RECORDED DATA:
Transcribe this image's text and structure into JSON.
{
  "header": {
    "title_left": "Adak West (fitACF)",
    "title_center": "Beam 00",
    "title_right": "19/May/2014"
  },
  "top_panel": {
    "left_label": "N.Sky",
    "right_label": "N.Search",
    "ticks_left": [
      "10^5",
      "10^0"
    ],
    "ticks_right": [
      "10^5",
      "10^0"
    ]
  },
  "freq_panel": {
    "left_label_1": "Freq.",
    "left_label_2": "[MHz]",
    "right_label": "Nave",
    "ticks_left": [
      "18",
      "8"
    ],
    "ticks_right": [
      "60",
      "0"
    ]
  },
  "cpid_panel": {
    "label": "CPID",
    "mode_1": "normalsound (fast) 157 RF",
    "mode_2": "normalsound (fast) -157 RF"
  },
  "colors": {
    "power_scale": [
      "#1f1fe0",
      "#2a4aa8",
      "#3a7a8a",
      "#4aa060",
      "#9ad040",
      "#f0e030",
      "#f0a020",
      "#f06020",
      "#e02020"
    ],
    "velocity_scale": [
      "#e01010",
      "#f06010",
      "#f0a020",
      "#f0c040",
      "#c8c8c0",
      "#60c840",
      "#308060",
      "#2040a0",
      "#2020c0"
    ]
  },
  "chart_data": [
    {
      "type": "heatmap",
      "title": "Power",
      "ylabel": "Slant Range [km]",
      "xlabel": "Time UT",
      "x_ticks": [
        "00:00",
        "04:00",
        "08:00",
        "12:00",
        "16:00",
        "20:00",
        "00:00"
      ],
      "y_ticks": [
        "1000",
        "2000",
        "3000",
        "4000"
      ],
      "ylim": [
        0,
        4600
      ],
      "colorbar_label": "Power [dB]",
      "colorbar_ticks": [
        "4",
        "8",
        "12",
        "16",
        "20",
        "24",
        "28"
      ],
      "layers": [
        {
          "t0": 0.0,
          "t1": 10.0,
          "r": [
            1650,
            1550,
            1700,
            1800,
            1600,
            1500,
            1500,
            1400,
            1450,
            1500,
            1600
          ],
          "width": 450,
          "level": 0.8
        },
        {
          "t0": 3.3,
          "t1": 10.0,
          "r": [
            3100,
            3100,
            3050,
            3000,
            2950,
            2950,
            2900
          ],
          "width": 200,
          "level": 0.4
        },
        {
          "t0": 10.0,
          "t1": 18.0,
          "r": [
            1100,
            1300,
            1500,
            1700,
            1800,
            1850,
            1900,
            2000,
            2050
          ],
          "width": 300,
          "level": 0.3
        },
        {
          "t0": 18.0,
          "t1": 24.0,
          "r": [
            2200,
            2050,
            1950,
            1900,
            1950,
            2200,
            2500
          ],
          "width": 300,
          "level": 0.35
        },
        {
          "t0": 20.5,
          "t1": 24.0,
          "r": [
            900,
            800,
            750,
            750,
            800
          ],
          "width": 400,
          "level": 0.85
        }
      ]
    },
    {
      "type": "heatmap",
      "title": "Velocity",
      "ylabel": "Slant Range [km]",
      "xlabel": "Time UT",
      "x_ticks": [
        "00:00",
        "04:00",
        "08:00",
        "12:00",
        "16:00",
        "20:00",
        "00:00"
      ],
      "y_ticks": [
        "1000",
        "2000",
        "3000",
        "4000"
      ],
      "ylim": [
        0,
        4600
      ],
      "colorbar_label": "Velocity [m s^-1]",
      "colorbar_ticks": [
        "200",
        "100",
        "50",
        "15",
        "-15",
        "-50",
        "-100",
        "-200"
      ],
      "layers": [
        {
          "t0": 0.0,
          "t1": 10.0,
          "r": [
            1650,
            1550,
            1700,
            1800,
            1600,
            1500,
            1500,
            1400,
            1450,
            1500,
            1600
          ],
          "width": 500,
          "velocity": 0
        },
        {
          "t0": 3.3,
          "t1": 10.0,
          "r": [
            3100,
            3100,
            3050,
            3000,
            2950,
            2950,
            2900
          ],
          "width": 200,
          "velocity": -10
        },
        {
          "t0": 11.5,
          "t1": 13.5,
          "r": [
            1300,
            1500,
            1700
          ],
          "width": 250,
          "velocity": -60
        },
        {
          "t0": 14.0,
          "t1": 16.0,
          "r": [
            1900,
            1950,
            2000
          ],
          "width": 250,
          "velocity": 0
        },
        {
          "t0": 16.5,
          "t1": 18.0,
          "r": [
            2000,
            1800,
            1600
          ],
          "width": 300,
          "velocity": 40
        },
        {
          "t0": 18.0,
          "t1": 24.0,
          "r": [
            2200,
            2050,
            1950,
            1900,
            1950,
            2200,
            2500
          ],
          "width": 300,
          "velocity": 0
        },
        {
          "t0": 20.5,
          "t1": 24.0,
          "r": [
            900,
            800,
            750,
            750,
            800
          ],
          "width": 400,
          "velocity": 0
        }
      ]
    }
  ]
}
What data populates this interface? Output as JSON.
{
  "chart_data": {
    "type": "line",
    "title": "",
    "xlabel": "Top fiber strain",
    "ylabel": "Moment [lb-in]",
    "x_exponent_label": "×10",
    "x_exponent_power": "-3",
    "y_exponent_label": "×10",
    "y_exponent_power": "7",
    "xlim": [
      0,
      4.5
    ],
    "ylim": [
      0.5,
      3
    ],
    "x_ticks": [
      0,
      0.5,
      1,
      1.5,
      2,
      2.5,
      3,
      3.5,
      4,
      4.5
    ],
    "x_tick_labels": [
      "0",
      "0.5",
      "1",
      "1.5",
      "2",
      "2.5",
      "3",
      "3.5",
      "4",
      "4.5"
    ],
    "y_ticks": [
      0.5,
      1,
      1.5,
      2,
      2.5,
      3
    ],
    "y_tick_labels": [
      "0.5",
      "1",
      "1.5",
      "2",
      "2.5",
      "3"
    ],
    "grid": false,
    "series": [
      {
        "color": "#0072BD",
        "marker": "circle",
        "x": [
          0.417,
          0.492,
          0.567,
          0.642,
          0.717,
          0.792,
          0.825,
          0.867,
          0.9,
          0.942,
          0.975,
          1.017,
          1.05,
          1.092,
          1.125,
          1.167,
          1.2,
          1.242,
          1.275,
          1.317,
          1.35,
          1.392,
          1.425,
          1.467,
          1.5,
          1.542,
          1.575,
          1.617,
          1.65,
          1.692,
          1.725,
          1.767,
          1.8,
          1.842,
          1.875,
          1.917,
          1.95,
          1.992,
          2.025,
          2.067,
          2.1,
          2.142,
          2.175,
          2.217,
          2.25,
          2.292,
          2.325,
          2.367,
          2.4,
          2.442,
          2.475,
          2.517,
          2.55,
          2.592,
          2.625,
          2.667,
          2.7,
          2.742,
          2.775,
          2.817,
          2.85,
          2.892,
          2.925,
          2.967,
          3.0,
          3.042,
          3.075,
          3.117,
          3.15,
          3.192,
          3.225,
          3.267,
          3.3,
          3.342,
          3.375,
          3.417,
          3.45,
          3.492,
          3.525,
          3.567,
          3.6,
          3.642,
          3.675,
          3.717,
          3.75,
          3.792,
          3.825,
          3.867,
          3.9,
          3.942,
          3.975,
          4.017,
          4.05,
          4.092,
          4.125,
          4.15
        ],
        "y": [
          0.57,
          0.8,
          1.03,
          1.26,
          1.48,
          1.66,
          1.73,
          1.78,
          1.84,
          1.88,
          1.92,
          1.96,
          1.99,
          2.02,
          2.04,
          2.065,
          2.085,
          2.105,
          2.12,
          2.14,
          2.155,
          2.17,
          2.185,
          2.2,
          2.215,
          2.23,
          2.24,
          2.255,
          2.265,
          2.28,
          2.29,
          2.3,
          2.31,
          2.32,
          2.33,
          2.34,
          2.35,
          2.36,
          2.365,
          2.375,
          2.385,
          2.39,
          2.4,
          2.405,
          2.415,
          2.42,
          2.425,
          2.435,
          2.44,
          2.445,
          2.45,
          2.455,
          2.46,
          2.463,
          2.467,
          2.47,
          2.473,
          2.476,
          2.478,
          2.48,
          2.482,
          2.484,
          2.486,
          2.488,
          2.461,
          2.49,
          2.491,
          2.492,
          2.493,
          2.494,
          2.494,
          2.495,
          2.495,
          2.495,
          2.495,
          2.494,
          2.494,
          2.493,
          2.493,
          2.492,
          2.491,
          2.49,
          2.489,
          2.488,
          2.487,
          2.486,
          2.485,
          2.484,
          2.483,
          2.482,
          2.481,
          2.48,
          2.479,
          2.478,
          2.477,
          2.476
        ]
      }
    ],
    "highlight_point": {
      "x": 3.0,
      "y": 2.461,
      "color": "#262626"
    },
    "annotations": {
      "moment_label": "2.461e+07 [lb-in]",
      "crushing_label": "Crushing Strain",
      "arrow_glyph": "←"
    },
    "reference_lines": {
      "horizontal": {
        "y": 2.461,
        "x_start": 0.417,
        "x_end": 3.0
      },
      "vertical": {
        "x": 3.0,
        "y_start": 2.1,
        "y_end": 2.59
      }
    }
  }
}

TASK STATEMENT: List every line in the records above that contains the word "fast".

CORRECT RESPONSE:
    "mode_1": "normalsound (fast) 157 RF",
    "mode_2": "normalsound (fast) -157 RF"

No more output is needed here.